[Spatial layout data]
####################

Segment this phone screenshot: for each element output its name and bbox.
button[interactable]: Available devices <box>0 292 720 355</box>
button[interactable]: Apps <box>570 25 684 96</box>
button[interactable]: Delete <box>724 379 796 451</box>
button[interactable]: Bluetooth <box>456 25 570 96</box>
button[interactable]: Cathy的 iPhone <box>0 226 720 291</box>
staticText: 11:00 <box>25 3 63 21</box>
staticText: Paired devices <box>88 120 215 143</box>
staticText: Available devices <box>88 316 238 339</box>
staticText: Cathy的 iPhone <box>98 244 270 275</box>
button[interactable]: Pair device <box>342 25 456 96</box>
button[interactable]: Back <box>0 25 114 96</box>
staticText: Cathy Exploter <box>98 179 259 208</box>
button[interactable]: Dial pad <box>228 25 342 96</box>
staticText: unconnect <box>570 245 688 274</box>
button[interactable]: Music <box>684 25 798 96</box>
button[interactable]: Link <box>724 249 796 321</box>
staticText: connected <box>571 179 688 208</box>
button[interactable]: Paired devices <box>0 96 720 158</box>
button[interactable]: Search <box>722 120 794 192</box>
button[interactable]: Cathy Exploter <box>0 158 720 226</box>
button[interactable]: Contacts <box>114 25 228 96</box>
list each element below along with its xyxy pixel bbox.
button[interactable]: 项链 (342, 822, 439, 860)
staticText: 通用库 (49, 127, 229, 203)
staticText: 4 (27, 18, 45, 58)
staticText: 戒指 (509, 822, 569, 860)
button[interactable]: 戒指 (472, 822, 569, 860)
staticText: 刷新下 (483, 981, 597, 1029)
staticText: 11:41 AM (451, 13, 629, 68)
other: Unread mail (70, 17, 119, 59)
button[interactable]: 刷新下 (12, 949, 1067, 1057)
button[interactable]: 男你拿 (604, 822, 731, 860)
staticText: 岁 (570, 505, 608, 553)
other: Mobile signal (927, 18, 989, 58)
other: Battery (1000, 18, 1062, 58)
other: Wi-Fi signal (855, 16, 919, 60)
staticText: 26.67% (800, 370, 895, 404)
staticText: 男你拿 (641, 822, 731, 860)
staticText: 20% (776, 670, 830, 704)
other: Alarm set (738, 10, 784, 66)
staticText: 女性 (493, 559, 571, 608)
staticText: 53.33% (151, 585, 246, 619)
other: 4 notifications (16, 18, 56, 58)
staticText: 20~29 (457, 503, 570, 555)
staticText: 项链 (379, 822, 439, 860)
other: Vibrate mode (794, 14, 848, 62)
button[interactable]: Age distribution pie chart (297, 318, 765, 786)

####################

Prompt. Collect every entry above that contains the word "signal", and copy each one in full.

The reply.
other: Mobile signal (927, 18, 989, 58)
other: Wi-Fi signal (855, 16, 919, 60)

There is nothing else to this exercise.